++++ Input for this task ++++

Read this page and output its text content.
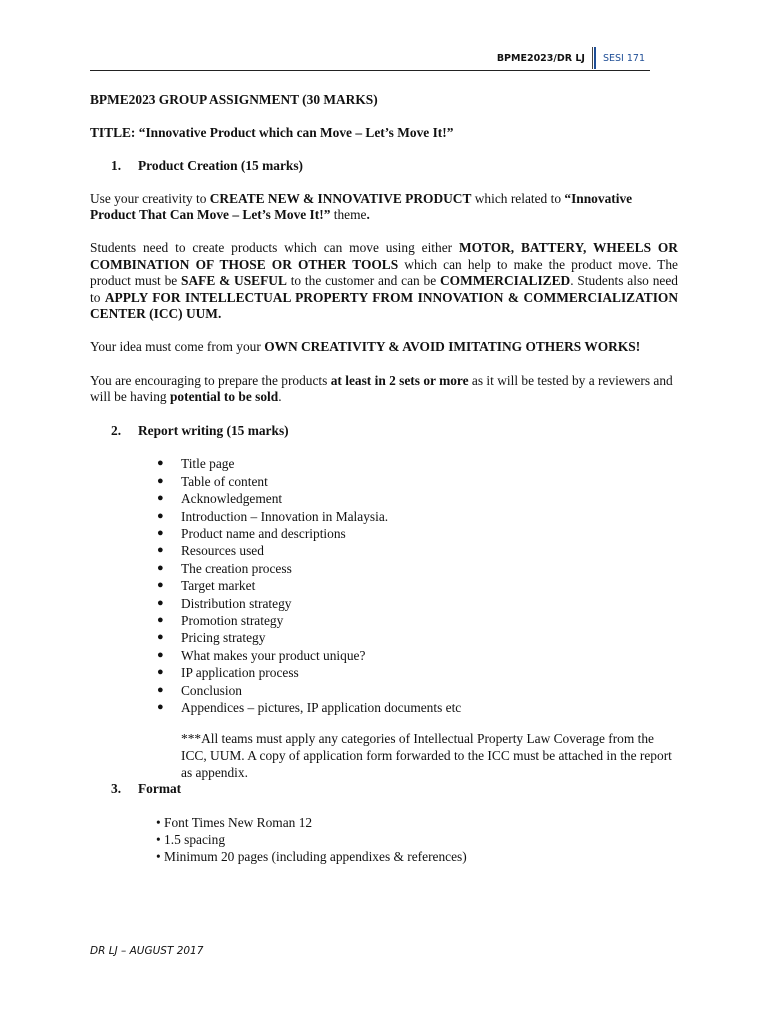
BPME2023/DR LJ	SESI 171

BPME2023 GROUP ASSIGNMENT (30 MARKS)

TITLE: “Innovative Product which can Move – Let’s Move It!”

1. Product Creation (15 marks)

Use your creativity to CREATE NEW & INNOVATIVE PRODUCT which related to “Innovative Product That Can Move – Let’s Move It!” theme.

Students need to create products which can move using either MOTOR, BATTERY, WHEELS OR COMBINATION OF THOSE OR OTHER TOOLS which can help to make the product move. The product must be SAFE & USEFUL to the customer and can be COMMERCIALIZED. Students also need to APPLY FOR INTELLECTUAL PROPERTY FROM INNOVATION & COMMERCIALIZATION CENTER (ICC) UUM.

Your idea must come from your OWN CREATIVITY & AVOID IMITATING OTHERS WORKS!

You are encouraging to prepare the products at least in 2 sets or more as it will be tested by a reviewers and will be having potential to be sold.

2. Report writing (15 marks)

● Title page
● Table of content
● Acknowledgement
● Introduction – Innovation in Malaysia.
● Product name and descriptions
● Resources used
● The creation process
● Target market
● Distribution strategy
● Promotion strategy
● Pricing strategy
● What makes your product unique?
● IP application process
● Conclusion
● Appendices – pictures, IP application documents etc

***All teams must apply any categories of Intellectual Property Law Coverage from the ICC, UUM. A copy of application form forwarded to the ICC must be attached in the report as appendix.

3. Format

• Font Times New Roman 12
• 1.5 spacing
• Minimum 20 pages (including appendixes & references)
DR LJ – AUGUST 2017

++++

Leave out the pictures and restate everything else word for word.

*Response for this exercise:*
Read this page and output its text content.
BPME2023/DR LJ	SESI 171

BPME2023 GROUP ASSIGNMENT (30 MARKS)

TITLE: “Innovative Product which can Move – Let’s Move It!”

1. Product Creation (15 marks)

Use your creativity to CREATE NEW & INNOVATIVE PRODUCT which related to “Innovative Product That Can Move – Let’s Move It!” theme.

Students need to create products which can move using either MOTOR, BATTERY, WHEELS OR COMBINATION OF THOSE OR OTHER TOOLS which can help to make the product move. The product must be SAFE & USEFUL to the customer and can be COMMERCIALIZED. Students also need to APPLY FOR INTELLECTUAL PROPERTY FROM INNOVATION & COMMERCIALIZATION CENTER (ICC) UUM.

Your idea must come from your OWN CREATIVITY & AVOID IMITATING OTHERS WORKS!

You are encouraging to prepare the products at least in 2 sets or more as it will be tested by a reviewers and will be having potential to be sold.

2. Report writing (15 marks)

● Title page
● Table of content
● Acknowledgement
● Introduction – Innovation in Malaysia.
● Product name and descriptions
● Resources used
● The creation process
● Target market
● Distribution strategy
● Promotion strategy
● Pricing strategy
● What makes your product unique?
● IP application process
● Conclusion
● Appendices – pictures, IP application documents etc

***All teams must apply any categories of Intellectual Property Law Coverage from the ICC, UUM. A copy of application form forwarded to the ICC must be attached in the report as appendix.

3. Format

• Font Times New Roman 12
• 1.5 spacing
• Minimum 20 pages (including appendixes & references)
DR LJ – AUGUST 2017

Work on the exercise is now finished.